Top of EXCERPTED PASSAGE

- Location: Hillsborough County, Florida
- Coordinates: 27°48′10″N 82°10′40″W﻿ / ﻿27.80278°N 82.17778°W
- Type: Reservoir
- Basin countries: United States
- Surface area: 1,100 acres (450 ha)
- Water volume: 15.5 billion US gallons (59,000,000 m^{3})

= C. W. Bill Young Regional Reservoir =

The C.W. Bill Young Regional Reservoir is a 15.5 e9USgal reservoir which collects water from the Alafia and Hillsborough Rivers in central Florida. It is named for C.W. Bill Young, the U.S. Congressman from Florida's 10th congressional district. Tampa Bay Water, the regional water authority for Hillsborough, Pinellas and Pasco counties, worked for nearly a decade in constructing the reservoir, which was completed in June 2005, and officially opened on 15 October 2005.

Bottom of EXCERPTED PASSAGE
Top of EXCERPTED RECORDS

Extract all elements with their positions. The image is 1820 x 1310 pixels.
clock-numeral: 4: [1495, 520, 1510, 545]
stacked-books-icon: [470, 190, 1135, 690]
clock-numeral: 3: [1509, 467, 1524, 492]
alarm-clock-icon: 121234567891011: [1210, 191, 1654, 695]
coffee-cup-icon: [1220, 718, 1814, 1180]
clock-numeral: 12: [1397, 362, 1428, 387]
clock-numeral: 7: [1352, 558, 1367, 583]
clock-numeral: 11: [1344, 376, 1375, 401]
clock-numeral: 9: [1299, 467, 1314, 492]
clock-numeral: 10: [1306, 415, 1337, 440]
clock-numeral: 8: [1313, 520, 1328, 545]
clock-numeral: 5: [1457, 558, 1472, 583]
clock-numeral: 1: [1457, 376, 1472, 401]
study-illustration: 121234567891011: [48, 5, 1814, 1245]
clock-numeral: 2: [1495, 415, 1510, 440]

Bottom of EXCERPTED RECORDS

* [EXPLORE THE MATERIAL]:
• A. Set down the passage on the C. W. Bill Young Regional Reservoir from "- Location: Hillsborough" to "15 October 2005.", word for word.
• B. According to the reservoir passage, on what date was the reservoir officially opened?

* [EXERCISE SOLUTIONS]:
• A.
- Location: Hillsborough County, Florida
- Coordinates: 27°48′10″N 82°10′40″W﻿ / ﻿27.80278°N 82.17778°W
- Type: Reservoir
- Basin countries: United States
- Surface area: 1,100 acres (450 ha)
- Water volume: 15.5 billion US gallons (59,000,000 m^{3})

= C. W. Bill Young Regional Reservoir =

The C.W. Bill Young Regional Reservoir is a 15.5 e9USgal reservoir which collects water from the Alafia and Hillsborough Rivers in central Florida. It is named for C.W. Bill Young, the U.S. Congressman from Florida's 10th congressional district. Tampa Bay Water, the regional water authority for Hillsborough, Pinellas and Pasco counties, worked for nearly a decade in constructing the reservoir, which was completed in June 2005, and officially opened on 15 October 2005.

• B. 15 October 2005